(Data entries for graphics)
------

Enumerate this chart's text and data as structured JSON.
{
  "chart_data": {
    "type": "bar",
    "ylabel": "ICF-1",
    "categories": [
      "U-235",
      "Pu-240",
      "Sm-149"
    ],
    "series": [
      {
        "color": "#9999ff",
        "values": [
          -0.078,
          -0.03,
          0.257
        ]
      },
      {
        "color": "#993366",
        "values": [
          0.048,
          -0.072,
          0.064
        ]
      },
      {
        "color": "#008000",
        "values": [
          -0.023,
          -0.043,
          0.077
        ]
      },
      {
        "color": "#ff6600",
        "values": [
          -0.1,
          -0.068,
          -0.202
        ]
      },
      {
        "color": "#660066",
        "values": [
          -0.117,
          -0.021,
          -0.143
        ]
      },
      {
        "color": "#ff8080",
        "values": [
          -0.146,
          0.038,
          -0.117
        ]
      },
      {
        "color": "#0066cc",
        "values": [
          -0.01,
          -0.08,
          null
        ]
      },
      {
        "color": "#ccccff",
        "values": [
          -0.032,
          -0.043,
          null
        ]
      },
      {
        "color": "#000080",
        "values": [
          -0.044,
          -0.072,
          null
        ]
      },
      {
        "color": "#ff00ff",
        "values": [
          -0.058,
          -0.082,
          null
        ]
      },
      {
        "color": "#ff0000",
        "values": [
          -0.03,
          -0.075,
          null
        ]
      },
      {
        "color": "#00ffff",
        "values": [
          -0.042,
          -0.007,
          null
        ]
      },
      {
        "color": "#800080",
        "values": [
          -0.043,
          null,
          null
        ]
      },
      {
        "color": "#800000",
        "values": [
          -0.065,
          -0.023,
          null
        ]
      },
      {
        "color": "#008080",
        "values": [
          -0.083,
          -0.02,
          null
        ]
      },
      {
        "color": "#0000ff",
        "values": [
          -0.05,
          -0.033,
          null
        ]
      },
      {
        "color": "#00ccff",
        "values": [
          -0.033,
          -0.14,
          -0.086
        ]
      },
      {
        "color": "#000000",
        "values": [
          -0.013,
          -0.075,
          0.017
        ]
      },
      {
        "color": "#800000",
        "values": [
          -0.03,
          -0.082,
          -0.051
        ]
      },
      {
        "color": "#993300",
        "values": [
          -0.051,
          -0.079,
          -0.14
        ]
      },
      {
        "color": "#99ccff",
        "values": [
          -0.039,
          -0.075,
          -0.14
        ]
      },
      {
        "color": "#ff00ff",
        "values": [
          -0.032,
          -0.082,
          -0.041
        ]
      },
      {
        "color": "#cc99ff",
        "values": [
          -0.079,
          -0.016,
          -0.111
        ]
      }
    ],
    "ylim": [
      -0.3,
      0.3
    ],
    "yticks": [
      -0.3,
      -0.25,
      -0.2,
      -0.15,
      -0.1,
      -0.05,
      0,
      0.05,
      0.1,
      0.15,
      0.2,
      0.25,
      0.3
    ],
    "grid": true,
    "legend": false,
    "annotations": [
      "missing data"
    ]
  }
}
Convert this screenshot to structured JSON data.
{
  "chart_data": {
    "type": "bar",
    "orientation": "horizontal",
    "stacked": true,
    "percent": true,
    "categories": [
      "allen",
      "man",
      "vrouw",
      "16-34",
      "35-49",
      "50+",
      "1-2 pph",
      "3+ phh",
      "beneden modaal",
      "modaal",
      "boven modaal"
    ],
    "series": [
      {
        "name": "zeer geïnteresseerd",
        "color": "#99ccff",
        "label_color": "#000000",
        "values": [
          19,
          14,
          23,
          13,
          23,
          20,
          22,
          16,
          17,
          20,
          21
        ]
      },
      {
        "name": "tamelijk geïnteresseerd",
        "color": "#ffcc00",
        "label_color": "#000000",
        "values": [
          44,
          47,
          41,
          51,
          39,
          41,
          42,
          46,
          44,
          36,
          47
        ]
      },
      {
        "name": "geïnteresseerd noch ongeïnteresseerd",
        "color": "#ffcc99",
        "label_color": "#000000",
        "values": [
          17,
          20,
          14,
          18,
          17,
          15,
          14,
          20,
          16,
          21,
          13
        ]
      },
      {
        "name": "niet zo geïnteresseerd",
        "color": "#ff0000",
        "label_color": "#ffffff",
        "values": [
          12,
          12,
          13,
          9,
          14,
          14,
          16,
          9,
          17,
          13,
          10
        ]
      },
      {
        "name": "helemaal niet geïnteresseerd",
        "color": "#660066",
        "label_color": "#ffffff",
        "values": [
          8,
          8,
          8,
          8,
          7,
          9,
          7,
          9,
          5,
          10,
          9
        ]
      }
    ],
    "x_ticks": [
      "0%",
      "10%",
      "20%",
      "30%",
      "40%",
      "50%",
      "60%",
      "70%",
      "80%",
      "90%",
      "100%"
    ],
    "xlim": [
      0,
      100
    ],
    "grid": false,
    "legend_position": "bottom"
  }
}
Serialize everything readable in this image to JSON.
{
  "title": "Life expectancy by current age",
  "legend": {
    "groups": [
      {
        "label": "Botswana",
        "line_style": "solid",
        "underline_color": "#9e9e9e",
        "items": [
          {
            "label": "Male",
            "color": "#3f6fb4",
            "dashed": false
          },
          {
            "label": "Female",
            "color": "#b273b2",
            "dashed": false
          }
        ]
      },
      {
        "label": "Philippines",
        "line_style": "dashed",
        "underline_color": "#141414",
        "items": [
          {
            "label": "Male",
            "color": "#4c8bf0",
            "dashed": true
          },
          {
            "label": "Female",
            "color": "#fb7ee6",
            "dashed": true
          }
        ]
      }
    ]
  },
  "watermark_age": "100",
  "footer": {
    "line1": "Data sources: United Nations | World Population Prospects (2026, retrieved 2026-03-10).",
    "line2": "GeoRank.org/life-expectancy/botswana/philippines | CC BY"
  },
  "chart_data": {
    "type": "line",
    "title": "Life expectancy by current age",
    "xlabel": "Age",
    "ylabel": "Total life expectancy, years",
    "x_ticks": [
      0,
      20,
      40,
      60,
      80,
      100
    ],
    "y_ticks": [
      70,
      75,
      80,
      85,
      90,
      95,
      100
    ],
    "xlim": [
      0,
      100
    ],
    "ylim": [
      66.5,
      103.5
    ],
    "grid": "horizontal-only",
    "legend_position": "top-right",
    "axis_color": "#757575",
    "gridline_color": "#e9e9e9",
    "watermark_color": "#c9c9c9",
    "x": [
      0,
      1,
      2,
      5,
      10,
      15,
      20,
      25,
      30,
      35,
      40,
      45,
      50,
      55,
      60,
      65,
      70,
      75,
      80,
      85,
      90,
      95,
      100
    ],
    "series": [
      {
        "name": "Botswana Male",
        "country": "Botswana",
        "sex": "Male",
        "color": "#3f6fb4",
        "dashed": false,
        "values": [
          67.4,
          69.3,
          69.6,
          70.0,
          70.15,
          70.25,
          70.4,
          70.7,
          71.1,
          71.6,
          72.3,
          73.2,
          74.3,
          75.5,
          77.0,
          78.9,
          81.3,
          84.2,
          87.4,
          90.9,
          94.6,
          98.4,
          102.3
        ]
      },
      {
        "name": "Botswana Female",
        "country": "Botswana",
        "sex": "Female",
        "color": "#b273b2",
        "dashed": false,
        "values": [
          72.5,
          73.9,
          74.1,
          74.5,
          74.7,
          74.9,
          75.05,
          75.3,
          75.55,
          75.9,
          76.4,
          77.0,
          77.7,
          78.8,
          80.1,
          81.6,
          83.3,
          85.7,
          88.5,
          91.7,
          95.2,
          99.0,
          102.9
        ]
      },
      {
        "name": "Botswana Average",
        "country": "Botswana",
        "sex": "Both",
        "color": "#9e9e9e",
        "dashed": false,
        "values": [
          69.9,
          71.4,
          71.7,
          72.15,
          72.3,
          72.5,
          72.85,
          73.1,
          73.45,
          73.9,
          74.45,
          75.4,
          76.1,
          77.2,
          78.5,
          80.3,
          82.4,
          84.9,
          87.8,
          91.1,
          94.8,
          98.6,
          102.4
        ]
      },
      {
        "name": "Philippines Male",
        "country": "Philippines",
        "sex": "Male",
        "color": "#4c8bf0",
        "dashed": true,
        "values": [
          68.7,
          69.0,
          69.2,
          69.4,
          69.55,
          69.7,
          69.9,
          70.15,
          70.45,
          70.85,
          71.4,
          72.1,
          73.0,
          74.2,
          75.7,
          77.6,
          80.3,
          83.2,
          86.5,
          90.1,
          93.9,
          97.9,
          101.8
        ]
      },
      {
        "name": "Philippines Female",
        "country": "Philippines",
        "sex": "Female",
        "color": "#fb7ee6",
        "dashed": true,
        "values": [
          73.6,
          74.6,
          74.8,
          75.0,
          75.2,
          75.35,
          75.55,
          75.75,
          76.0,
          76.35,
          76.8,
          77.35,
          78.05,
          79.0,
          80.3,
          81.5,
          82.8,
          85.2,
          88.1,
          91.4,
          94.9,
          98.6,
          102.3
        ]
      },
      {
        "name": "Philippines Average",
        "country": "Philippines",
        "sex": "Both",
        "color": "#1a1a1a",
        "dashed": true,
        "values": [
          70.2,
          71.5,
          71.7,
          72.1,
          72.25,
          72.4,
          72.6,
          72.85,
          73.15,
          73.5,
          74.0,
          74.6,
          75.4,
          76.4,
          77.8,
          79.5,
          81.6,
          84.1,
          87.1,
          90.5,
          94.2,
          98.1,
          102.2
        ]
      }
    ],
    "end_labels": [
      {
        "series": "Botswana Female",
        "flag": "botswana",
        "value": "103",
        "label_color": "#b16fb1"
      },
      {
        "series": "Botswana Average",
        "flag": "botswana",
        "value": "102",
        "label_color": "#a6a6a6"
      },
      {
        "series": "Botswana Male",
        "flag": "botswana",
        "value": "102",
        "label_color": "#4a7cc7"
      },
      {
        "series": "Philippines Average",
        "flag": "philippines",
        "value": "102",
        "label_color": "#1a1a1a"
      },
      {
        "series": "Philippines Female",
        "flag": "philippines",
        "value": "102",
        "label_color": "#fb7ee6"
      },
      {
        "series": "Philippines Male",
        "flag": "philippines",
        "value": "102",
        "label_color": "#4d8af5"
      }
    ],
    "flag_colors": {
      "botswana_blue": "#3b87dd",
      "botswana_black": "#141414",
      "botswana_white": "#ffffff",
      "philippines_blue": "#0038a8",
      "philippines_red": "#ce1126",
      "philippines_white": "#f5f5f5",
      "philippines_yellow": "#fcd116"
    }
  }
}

------

### WHAT YOU SHOULD DO
Which lines in the listing above hold the word "modaal"? Show each of them.

### ANSWER TO THIS PROBLEM
      "beneden modaal",
      "modaal",
      "boven modaal"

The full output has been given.